**Stated task:** From the entries below, copy out every line with "dokončením" in it.

**Task material:**
-- START --
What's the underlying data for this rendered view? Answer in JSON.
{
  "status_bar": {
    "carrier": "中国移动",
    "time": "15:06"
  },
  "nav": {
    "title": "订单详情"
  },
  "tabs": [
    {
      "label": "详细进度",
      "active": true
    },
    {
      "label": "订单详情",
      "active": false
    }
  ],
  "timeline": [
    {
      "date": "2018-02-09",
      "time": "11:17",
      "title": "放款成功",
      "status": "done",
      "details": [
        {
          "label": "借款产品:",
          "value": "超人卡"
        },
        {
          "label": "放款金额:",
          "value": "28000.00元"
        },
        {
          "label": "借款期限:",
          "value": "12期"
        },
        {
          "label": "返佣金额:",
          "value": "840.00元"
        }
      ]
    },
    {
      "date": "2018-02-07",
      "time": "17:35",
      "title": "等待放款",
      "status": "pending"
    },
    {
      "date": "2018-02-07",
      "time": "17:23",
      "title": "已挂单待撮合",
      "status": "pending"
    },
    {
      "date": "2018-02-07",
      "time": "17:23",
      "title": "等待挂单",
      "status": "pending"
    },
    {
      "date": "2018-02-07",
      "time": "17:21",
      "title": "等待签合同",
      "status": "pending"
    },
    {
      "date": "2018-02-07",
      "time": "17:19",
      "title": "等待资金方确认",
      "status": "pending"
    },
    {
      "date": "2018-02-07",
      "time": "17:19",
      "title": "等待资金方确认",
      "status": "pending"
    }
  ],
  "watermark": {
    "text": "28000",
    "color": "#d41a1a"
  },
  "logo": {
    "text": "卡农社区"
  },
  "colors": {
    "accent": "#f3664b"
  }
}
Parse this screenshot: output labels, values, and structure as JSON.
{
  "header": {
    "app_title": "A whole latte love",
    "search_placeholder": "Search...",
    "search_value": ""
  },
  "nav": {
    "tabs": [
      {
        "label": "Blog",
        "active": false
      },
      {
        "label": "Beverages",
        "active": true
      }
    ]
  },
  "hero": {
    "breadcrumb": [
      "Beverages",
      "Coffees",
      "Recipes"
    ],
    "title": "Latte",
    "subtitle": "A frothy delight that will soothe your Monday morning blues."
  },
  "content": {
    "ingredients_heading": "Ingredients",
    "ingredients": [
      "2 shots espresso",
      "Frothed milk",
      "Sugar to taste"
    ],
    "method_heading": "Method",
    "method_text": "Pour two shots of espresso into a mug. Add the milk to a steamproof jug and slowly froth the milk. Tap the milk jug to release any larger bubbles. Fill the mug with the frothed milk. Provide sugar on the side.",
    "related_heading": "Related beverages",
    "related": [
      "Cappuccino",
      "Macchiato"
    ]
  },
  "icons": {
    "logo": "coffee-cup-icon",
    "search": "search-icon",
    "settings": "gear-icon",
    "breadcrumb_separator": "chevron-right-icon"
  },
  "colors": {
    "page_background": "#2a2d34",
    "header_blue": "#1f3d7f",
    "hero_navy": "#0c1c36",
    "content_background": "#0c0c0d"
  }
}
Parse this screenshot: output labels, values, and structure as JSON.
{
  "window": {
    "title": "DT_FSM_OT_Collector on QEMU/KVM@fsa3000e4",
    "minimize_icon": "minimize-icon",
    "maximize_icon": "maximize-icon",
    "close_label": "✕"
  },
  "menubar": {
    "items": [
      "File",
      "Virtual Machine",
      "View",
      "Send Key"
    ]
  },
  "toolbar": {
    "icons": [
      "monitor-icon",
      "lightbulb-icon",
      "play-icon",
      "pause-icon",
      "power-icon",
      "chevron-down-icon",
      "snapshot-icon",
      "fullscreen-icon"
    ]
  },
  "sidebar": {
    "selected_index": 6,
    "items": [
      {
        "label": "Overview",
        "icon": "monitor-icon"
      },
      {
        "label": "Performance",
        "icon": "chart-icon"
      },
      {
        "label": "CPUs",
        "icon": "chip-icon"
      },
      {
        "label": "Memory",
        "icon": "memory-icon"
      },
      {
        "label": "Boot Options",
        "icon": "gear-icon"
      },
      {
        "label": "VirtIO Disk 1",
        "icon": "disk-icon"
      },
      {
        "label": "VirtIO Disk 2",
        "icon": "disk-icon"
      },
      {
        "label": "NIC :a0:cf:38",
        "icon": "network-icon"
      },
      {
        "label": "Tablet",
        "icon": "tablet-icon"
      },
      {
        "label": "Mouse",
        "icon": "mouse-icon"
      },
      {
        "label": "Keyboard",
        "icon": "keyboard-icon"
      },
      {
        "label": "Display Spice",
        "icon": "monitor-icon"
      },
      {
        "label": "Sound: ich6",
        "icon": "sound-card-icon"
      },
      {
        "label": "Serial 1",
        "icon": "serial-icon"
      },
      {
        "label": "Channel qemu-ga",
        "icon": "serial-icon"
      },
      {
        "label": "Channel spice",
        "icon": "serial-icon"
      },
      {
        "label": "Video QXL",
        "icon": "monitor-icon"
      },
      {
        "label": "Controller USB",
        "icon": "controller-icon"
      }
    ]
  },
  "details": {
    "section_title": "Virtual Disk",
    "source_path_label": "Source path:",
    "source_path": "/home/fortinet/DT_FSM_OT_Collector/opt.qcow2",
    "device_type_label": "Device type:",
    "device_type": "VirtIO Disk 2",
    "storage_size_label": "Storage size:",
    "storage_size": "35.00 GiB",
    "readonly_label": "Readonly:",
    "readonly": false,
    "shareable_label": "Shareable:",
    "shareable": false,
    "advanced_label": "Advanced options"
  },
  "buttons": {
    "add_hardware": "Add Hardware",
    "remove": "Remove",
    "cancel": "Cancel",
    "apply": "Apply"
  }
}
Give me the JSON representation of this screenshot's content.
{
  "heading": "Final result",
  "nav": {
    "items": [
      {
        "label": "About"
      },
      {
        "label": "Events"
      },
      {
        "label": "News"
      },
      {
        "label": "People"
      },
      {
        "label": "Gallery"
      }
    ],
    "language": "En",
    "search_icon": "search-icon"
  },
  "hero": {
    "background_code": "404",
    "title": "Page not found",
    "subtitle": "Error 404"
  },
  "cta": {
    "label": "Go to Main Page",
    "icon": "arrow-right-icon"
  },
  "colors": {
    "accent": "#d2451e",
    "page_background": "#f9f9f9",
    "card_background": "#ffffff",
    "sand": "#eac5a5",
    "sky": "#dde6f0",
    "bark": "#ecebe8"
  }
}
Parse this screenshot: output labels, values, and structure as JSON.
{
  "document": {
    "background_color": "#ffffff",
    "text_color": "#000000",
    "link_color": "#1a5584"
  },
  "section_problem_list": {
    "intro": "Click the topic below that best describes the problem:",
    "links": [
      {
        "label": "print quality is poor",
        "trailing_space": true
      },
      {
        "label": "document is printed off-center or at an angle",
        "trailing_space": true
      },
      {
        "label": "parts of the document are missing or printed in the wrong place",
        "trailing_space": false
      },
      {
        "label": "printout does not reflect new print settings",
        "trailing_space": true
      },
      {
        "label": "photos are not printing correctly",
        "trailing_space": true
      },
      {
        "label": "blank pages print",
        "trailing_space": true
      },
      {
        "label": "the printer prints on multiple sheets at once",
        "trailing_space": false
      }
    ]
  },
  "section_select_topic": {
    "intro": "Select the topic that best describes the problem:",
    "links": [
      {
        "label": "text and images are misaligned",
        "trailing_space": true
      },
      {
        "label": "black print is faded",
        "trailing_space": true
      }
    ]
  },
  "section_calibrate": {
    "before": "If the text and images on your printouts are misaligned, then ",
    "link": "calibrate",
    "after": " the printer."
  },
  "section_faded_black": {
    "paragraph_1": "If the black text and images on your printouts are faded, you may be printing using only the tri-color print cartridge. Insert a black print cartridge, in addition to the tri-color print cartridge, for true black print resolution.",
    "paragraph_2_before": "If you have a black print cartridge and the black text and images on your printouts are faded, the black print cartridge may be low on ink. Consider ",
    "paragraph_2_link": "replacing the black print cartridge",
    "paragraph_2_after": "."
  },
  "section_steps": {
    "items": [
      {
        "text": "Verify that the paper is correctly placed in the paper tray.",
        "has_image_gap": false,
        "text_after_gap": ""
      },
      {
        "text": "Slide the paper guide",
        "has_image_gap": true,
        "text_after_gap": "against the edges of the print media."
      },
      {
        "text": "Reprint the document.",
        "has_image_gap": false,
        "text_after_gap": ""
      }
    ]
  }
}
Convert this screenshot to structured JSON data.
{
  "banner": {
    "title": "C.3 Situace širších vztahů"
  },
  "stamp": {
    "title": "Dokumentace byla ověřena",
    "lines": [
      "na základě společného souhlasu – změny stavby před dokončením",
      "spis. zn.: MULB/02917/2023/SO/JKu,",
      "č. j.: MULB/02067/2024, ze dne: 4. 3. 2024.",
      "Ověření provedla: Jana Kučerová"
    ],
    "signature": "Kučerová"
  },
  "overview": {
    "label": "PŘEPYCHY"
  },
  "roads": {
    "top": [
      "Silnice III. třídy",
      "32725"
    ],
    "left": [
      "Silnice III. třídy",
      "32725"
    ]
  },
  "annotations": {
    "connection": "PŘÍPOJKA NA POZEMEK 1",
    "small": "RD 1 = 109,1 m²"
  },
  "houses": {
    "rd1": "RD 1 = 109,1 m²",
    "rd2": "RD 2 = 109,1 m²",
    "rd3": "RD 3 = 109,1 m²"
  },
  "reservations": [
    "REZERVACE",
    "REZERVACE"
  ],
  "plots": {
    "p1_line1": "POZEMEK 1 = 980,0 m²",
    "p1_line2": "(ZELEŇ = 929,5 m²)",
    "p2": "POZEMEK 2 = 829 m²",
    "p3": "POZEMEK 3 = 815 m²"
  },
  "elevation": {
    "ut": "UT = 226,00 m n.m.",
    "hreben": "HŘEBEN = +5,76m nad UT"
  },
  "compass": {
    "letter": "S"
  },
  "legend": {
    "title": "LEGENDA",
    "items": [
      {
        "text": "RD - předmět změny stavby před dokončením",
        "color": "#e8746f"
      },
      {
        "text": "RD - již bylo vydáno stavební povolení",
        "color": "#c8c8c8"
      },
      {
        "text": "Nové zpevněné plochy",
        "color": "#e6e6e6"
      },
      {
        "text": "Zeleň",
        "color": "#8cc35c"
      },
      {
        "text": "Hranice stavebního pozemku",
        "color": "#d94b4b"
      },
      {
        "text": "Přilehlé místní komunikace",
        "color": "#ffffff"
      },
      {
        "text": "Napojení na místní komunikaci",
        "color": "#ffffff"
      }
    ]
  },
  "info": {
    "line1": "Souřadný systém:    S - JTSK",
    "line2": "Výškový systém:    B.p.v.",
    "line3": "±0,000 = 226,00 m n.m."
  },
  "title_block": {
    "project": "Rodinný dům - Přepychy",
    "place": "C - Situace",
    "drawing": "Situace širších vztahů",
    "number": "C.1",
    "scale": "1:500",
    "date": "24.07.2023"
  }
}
-- END --
**Full answer:**
      "na základě společného souhlasu – změny stavby před dokončením",
        "text": "RD - předmět změny stavby před dokončením",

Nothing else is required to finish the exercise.